[Figure contents as structured data]
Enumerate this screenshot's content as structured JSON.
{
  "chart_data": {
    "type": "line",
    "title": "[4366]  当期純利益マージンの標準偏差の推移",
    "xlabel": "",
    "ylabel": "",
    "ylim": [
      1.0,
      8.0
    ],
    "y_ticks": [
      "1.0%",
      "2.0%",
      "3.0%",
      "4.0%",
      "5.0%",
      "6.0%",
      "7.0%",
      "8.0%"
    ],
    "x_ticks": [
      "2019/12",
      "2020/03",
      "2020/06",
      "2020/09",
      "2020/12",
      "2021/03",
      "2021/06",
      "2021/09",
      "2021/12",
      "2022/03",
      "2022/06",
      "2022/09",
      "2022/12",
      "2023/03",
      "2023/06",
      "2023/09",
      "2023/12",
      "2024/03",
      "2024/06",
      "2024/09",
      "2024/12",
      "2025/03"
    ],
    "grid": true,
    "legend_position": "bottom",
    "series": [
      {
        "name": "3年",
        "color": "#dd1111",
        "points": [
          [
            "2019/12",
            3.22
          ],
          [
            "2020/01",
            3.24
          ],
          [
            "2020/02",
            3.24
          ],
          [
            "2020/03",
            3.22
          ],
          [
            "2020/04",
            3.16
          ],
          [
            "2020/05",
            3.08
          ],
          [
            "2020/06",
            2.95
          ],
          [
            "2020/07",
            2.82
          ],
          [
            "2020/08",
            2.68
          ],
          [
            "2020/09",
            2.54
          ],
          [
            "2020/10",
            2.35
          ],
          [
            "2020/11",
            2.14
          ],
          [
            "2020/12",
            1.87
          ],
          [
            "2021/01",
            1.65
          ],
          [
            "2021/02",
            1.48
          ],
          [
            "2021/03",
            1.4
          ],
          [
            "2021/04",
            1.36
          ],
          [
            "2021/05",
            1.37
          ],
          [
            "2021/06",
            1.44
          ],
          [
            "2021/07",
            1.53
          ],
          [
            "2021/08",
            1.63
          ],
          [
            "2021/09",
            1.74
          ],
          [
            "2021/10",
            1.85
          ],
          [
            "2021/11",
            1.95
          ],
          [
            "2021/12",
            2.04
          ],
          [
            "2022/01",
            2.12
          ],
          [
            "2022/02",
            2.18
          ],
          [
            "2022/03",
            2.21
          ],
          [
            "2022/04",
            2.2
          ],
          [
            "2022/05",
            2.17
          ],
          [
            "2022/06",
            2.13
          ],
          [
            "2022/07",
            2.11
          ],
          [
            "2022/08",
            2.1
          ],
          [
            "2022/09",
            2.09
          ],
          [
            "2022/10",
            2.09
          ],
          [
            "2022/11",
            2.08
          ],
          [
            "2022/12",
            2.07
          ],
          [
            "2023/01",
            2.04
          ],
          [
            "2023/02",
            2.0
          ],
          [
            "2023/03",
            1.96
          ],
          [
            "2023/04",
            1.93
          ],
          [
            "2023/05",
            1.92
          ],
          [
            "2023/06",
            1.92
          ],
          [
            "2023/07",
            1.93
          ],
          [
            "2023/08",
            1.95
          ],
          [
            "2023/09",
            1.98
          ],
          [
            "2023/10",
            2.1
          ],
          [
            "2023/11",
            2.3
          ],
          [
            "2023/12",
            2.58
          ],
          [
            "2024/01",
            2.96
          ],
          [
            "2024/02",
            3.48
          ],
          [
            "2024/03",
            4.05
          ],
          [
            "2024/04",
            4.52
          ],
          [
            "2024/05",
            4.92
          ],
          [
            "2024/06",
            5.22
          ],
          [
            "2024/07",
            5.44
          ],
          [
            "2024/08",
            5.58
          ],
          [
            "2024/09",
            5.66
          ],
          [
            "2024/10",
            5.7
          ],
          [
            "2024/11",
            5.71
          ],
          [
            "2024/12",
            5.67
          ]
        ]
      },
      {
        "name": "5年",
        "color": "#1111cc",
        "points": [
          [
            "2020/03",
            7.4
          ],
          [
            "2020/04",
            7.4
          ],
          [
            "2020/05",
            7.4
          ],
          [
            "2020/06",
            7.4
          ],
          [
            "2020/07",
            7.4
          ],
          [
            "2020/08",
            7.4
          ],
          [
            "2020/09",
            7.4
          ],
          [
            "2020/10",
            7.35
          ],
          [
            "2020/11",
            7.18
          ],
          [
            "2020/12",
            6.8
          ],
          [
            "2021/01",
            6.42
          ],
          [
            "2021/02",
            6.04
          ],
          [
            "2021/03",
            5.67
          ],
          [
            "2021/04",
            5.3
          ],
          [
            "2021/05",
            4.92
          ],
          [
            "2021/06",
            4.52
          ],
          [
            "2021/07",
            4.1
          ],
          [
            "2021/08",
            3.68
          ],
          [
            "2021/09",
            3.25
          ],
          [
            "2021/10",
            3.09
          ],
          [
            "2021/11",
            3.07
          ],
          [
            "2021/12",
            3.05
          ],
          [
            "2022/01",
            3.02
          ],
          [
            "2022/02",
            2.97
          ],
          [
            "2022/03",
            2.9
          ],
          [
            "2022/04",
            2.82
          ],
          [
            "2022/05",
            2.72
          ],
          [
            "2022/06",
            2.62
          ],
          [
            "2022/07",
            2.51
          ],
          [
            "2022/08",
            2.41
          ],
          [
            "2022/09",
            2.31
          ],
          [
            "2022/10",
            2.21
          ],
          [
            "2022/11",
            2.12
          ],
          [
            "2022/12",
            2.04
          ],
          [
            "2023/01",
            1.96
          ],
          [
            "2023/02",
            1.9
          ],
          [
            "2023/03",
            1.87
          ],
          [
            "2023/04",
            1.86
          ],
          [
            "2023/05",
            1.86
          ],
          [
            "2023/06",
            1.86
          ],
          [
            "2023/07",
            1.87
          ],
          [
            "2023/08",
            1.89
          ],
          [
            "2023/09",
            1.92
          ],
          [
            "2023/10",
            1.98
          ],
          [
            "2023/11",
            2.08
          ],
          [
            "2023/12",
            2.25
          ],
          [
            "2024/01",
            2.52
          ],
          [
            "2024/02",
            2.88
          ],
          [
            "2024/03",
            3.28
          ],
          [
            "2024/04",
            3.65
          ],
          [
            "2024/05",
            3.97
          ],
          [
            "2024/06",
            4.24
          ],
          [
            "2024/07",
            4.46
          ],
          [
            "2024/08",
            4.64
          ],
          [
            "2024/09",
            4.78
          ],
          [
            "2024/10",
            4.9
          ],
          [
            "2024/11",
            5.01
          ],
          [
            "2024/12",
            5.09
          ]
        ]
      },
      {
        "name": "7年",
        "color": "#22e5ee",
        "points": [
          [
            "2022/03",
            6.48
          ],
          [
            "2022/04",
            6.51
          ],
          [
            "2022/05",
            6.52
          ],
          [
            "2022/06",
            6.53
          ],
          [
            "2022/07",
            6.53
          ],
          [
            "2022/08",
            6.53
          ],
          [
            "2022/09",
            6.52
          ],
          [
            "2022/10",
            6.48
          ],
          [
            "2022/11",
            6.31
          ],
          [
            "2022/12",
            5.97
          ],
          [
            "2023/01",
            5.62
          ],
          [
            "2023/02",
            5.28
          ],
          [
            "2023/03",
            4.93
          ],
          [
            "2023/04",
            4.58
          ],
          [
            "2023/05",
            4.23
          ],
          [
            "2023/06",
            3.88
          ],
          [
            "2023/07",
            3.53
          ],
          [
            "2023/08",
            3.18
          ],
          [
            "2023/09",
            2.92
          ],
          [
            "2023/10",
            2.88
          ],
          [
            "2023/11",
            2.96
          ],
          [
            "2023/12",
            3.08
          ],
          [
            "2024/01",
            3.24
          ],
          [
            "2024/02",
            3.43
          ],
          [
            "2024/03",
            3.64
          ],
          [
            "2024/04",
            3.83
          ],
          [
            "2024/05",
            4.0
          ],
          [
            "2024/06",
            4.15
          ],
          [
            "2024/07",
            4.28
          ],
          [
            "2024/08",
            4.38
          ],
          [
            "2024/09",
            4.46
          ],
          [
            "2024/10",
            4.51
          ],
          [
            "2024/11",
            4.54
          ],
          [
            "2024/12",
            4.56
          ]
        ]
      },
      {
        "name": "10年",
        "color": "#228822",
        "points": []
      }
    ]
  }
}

- PROBLEM STATEMENT: List every line in the records above that contains the word "color".

- EXERCISE RESPONSE:
        "color": "#dd1111",
        "color": "#1111cc",
        "color": "#22e5ee",
        "color": "#228822",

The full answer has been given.